[start]

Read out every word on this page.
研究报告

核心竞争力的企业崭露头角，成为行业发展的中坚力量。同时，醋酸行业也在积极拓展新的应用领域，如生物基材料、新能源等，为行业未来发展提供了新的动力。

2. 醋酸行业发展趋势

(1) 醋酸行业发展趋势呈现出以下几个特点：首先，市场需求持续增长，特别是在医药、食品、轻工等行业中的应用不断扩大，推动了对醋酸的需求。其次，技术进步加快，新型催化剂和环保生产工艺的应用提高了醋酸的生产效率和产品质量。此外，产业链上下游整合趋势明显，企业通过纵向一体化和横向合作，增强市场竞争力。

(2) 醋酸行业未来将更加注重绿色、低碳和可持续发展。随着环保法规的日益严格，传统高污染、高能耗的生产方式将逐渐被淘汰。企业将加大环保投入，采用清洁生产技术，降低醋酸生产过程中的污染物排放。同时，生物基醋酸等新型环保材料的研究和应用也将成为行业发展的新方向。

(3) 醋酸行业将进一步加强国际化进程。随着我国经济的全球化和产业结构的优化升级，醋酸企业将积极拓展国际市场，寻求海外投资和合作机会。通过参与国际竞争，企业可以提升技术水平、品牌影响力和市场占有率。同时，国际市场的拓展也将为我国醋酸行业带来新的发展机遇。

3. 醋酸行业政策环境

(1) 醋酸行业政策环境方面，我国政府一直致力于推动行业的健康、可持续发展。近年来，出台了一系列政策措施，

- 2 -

[end]

Goal
Go through the records above and set each one down exactly, please.

Solution
Read out every word on this page.
研究报告

核心竞争力的企业崭露头角，成为行业发展的中坚力量。同时，醋酸行业也在积极拓展新的应用领域，如生物基材料、新能源等，为行业未来发展提供了新的动力。

2. 醋酸行业发展趋势

(1) 醋酸行业发展趋势呈现出以下几个特点：首先，市场需求持续增长，特别是在医药、食品、轻工等行业中的应用不断扩大，推动了对醋酸的需求。其次，技术进步加快，新型催化剂和环保生产工艺的应用提高了醋酸的生产效率和产品质量。此外，产业链上下游整合趋势明显，企业通过纵向一体化和横向合作，增强市场竞争力。

(2) 醋酸行业未来将更加注重绿色、低碳和可持续发展。随着环保法规的日益严格，传统高污染、高能耗的生产方式将逐渐被淘汰。企业将加大环保投入，采用清洁生产技术，降低醋酸生产过程中的污染物排放。同时，生物基醋酸等新型环保材料的研究和应用也将成为行业发展的新方向。

(3) 醋酸行业将进一步加强国际化进程。随着我国经济的全球化和产业结构的优化升级，醋酸企业将积极拓展国际市场，寻求海外投资和合作机会。通过参与国际竞争，企业可以提升技术水平、品牌影响力和市场占有率。同时，国际市场的拓展也将为我国醋酸行业带来新的发展机遇。

3. 醋酸行业政策环境

(1) 醋酸行业政策环境方面，我国政府一直致力于推动行业的健康、可持续发展。近年来，出台了一系列政策措施，

- 2 -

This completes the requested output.